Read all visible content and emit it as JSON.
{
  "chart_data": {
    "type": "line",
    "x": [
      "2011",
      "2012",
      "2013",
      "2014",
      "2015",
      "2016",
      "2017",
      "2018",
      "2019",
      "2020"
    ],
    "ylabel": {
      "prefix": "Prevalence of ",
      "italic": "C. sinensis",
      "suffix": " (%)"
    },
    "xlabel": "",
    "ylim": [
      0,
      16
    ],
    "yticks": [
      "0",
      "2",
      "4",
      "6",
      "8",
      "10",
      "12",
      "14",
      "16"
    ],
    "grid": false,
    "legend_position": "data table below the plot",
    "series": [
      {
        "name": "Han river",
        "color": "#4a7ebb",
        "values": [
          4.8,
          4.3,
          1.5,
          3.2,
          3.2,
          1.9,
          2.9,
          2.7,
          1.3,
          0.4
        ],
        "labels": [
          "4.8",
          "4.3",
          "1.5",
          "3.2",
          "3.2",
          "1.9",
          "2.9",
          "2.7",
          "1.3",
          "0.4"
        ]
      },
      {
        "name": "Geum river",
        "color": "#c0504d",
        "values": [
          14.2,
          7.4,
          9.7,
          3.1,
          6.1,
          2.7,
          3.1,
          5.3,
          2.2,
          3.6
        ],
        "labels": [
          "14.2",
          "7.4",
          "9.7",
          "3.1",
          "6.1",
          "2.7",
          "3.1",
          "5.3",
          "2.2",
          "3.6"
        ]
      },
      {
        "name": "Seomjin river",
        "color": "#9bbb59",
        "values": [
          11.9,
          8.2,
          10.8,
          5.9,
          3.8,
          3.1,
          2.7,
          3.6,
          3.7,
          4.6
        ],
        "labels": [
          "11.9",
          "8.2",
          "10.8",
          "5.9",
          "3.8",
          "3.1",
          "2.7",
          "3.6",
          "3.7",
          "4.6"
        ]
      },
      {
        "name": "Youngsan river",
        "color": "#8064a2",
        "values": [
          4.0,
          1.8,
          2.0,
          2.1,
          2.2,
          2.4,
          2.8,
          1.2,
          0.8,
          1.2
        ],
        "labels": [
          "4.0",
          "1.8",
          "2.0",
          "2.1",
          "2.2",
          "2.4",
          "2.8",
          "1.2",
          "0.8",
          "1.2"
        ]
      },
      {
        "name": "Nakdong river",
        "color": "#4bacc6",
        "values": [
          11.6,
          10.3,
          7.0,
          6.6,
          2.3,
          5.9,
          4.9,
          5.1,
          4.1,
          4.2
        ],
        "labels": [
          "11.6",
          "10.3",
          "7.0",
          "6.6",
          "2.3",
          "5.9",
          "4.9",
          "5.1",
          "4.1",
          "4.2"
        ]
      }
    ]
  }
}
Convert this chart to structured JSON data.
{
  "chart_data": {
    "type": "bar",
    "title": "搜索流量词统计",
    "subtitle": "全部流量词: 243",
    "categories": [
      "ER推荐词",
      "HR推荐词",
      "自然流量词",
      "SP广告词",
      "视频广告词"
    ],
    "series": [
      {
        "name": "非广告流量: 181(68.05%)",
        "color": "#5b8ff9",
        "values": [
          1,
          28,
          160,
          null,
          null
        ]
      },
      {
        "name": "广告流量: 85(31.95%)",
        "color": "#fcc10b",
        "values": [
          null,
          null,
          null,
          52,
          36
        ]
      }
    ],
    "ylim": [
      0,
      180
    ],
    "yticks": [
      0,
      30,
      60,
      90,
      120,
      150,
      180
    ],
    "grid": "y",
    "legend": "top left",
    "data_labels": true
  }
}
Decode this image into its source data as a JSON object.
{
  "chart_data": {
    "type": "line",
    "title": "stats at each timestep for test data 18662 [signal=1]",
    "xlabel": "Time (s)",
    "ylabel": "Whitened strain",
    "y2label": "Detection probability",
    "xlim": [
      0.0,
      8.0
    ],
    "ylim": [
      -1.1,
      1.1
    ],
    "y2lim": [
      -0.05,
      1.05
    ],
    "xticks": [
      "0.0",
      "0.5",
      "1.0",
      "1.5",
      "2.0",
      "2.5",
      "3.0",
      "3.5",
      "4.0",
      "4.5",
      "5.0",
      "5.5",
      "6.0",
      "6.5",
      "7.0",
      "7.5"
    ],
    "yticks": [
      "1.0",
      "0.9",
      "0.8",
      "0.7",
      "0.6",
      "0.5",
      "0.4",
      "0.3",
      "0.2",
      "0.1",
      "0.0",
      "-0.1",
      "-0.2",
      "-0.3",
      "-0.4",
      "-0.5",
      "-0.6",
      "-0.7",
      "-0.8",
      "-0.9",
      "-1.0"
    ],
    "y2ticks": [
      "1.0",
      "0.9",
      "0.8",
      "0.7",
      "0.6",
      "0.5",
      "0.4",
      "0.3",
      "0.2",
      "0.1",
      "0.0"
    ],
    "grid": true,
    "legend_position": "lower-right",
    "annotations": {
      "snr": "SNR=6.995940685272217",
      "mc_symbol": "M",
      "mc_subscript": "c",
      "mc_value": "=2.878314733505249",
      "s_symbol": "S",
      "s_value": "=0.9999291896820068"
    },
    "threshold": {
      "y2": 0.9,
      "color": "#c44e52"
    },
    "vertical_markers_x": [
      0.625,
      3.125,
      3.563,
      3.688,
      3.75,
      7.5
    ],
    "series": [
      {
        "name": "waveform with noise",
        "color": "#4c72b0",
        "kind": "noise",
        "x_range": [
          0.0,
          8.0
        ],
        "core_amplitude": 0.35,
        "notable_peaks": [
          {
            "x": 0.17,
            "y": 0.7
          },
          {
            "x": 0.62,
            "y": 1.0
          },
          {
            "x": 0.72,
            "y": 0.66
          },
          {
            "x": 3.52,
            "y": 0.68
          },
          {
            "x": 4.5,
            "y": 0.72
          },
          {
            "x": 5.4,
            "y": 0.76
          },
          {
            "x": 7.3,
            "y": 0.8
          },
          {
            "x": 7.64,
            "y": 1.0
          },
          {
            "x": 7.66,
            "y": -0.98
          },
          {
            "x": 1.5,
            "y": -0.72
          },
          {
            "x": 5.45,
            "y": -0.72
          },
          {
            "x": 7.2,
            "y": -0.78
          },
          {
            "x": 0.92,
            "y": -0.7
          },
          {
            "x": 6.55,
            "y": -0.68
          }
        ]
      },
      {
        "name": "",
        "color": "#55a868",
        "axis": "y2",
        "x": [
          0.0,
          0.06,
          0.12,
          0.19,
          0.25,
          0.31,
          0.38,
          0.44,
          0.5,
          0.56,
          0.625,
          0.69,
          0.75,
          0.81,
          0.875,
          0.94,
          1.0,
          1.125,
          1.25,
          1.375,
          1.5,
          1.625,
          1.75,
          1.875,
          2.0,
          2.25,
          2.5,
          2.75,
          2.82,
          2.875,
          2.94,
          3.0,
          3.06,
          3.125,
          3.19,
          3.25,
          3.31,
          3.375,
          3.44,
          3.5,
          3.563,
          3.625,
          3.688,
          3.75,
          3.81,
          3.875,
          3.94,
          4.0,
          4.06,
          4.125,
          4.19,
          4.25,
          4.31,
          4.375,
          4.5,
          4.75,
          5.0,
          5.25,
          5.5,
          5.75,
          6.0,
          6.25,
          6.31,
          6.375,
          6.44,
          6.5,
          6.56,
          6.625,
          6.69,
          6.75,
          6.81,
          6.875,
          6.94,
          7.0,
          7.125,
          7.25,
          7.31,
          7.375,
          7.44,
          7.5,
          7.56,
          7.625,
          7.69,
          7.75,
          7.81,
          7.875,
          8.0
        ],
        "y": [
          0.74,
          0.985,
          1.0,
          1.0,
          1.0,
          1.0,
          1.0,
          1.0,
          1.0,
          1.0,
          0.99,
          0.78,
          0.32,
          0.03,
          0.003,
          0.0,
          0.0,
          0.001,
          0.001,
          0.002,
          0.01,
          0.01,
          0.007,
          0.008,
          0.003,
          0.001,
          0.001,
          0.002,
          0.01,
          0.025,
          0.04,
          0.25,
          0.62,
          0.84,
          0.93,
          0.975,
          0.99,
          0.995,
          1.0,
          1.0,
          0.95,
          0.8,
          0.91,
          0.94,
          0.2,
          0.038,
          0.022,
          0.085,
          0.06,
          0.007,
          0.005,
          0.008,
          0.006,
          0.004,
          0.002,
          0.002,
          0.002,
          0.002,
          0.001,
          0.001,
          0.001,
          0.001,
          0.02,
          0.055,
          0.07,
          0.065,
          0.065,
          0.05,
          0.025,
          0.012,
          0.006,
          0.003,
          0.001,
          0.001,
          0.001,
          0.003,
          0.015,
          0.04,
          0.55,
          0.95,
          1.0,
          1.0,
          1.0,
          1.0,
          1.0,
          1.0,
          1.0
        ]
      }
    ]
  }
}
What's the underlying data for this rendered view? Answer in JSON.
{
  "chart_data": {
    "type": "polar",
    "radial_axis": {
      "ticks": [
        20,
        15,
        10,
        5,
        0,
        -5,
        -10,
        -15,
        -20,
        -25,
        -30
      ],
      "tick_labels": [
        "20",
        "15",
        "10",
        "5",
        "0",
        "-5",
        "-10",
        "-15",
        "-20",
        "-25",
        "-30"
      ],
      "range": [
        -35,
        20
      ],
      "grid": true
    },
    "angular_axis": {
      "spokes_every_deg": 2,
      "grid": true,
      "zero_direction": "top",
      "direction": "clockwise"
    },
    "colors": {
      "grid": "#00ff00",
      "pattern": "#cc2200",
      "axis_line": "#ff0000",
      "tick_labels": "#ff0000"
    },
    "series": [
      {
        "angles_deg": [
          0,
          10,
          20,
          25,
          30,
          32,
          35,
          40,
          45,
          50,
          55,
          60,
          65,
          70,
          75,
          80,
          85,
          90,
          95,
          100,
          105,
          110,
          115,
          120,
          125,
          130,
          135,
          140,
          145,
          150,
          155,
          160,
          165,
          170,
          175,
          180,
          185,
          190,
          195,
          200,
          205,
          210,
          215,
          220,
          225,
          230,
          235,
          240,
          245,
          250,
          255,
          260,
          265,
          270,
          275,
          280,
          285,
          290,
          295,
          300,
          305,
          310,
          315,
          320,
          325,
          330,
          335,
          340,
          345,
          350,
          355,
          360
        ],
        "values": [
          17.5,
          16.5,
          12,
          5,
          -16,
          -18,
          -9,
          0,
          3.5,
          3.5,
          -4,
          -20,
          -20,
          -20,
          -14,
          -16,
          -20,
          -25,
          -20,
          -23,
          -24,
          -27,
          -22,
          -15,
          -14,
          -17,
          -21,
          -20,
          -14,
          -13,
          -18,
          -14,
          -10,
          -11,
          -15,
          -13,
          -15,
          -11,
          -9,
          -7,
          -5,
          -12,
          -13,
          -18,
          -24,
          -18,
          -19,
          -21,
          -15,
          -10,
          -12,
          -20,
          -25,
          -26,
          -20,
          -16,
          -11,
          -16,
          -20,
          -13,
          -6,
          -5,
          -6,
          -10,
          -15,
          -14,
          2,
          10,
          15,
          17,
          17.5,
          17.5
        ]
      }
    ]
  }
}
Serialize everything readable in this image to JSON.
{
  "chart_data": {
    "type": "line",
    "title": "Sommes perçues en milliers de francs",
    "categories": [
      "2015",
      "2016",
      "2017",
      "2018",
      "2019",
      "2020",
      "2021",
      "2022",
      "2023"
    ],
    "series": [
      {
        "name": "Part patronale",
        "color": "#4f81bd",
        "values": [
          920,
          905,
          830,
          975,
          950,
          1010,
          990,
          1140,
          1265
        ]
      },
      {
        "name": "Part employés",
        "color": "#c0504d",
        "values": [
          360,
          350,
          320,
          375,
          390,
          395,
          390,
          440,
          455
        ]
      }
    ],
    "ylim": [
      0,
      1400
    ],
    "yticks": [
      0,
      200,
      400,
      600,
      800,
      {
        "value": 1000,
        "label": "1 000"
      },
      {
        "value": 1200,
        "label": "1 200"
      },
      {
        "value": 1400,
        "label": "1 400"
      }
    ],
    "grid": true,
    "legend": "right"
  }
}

The exercise:
Check each line of the records for "image" and copy the ones that contain it.

Answer to the problem:
Decode this image into its source data as a JSON object.
Serialize everything readable in this image to JSON.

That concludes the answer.